__주어진 과제__
"Patent image size: (1089, 1051)."라는 문구가 있는 줄에서 시작해 "The side view 410 is at (1013, 752)."라는 문구가 있는 줄까지, 양 끝 줄을 포함한 기록의 해당 줄만 한 글자도 바꾸지 말고 그대로 돌려주세요.

__과제 자료__
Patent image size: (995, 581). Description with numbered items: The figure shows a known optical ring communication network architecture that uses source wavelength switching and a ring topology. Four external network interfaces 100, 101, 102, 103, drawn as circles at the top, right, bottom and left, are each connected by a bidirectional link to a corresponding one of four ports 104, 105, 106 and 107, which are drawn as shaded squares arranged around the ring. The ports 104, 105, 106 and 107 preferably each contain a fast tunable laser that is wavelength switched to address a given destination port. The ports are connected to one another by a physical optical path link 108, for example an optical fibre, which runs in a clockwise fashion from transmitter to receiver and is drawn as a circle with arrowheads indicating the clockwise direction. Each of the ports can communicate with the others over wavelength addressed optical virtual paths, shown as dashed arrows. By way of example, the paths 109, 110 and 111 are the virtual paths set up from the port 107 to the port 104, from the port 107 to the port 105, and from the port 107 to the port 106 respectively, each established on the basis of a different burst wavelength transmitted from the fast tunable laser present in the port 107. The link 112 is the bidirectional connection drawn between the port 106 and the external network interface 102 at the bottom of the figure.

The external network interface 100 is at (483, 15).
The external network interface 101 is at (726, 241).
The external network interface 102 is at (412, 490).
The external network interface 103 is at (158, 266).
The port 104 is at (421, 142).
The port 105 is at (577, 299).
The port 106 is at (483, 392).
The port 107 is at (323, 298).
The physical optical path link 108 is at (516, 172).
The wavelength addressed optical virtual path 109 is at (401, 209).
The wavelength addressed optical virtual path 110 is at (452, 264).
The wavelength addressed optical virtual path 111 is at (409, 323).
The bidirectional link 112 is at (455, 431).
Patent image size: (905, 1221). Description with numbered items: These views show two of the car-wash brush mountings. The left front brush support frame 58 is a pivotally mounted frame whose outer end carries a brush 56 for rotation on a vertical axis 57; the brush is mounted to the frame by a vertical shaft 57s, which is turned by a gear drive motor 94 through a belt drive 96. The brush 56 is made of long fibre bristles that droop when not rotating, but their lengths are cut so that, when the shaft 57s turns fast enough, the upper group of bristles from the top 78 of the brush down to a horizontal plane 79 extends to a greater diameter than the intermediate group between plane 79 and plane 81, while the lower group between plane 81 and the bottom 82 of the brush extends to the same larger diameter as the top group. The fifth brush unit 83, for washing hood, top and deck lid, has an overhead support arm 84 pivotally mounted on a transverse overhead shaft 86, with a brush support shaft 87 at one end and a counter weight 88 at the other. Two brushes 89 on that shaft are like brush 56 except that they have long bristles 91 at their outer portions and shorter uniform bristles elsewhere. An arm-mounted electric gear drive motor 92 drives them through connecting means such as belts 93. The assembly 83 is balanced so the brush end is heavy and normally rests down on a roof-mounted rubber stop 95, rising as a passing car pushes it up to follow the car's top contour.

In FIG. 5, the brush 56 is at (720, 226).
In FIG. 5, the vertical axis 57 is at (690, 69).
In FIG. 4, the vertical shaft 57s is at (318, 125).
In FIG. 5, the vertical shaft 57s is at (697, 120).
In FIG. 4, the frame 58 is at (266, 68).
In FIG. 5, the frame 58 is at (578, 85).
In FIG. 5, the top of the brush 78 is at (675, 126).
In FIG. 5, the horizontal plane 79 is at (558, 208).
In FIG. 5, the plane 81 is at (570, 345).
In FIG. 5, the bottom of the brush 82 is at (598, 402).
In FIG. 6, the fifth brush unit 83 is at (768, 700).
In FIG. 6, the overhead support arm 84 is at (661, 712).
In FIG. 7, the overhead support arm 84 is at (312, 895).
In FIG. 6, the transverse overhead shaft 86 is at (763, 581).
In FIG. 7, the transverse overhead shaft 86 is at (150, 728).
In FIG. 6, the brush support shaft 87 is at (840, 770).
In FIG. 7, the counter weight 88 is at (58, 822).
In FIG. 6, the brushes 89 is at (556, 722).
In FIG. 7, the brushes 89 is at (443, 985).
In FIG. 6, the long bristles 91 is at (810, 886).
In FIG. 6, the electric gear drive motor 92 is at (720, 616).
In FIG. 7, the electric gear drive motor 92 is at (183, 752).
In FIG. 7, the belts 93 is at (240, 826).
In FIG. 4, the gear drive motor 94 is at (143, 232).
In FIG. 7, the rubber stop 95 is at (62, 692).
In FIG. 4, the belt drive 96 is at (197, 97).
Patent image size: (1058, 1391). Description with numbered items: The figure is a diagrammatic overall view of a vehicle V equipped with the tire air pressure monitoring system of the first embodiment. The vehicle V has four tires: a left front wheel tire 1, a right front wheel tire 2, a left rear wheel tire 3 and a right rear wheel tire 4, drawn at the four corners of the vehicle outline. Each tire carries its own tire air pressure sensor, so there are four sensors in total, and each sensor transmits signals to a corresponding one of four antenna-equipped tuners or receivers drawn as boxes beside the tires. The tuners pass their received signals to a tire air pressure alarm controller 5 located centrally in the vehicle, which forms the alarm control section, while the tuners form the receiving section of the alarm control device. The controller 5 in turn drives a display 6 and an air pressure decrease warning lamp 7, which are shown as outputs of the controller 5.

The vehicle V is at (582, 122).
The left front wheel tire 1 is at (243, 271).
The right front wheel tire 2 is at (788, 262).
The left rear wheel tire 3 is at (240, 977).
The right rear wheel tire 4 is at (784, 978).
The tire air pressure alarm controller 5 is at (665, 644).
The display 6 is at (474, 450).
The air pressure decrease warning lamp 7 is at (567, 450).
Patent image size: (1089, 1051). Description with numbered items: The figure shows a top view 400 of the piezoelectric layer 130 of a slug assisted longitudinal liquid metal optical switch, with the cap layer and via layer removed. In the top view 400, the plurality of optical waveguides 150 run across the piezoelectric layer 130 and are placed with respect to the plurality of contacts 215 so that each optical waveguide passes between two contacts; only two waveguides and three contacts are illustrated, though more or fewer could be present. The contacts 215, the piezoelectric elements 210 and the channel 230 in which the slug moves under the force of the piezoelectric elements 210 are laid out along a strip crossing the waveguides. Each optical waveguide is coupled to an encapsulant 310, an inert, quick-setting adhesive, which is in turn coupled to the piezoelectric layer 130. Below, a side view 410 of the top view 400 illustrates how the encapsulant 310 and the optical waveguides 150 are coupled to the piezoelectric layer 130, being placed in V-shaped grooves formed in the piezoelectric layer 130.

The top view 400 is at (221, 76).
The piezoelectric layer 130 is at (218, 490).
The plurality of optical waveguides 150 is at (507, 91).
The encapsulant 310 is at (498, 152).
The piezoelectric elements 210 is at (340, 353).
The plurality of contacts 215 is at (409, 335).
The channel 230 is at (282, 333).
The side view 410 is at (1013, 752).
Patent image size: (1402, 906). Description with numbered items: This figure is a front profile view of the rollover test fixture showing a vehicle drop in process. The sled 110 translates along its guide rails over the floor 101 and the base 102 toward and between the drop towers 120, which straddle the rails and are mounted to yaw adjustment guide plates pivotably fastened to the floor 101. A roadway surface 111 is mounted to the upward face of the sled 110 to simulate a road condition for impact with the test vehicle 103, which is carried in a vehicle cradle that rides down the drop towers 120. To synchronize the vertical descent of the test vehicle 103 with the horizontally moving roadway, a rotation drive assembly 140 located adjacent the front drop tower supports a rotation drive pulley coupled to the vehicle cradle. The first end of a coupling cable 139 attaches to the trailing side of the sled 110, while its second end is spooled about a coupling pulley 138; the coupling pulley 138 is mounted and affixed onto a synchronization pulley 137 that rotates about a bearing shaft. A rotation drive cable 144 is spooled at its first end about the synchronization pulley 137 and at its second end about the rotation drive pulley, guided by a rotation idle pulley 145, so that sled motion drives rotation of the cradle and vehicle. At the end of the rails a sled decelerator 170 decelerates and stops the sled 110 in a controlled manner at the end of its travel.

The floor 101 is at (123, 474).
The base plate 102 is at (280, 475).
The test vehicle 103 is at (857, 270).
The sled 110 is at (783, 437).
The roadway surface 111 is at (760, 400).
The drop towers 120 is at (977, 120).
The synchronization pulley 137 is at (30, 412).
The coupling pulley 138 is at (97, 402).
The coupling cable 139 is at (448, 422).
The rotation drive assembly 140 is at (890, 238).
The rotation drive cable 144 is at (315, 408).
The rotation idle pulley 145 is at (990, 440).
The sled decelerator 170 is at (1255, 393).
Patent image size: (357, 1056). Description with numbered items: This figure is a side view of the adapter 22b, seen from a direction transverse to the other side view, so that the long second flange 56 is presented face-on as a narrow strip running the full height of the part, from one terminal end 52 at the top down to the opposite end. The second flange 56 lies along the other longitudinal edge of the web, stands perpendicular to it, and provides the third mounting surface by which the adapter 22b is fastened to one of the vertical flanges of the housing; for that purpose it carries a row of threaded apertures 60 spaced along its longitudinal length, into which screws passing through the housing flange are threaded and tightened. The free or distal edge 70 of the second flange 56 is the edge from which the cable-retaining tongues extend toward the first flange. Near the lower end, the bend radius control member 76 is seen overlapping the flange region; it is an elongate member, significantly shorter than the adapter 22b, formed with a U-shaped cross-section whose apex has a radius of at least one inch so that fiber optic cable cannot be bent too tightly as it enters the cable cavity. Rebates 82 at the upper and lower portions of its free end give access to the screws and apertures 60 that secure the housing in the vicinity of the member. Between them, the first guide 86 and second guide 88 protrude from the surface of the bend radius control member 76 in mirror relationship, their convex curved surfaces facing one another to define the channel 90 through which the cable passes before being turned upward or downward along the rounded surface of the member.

__출력 결과__
Patent image size: (1089, 1051). Description with numbered items: The figure shows a top view 400 of the piezoelectric layer 130 of a slug assisted longitudinal liquid metal optical switch, with the cap layer and via layer removed. In the top view 400, the plurality of optical waveguides 150 run across the piezoelectric layer 130 and are placed with respect to the plurality of contacts 215 so that each optical waveguide passes between two contacts; only two waveguides and three contacts are illustrated, though more or fewer could be present. The contacts 215, the piezoelectric elements 210 and the channel 230 in which the slug moves under the force of the piezoelectric elements 210 are laid out along a strip crossing the waveguides. Each optical waveguide is coupled to an encapsulant 310, an inert, quick-setting adhesive, which is in turn coupled to the piezoelectric layer 130. Below, a side view 410 of the top view 400 illustrates how the encapsulant 310 and the optical waveguides 150 are coupled to the piezoelectric layer 130, being placed in V-shaped grooves formed in the piezoelectric layer 130.

The top view 400 is at (221, 76).
The piezoelectric layer 130 is at (218, 490).
The plurality of optical waveguides 150 is at (507, 91).
The encapsulant 310 is at (498, 152).
The piezoelectric elements 210 is at (340, 353).
The plurality of contacts 215 is at (409, 335).
The channel 230 is at (282, 333).
The side view 410 is at (1013, 752).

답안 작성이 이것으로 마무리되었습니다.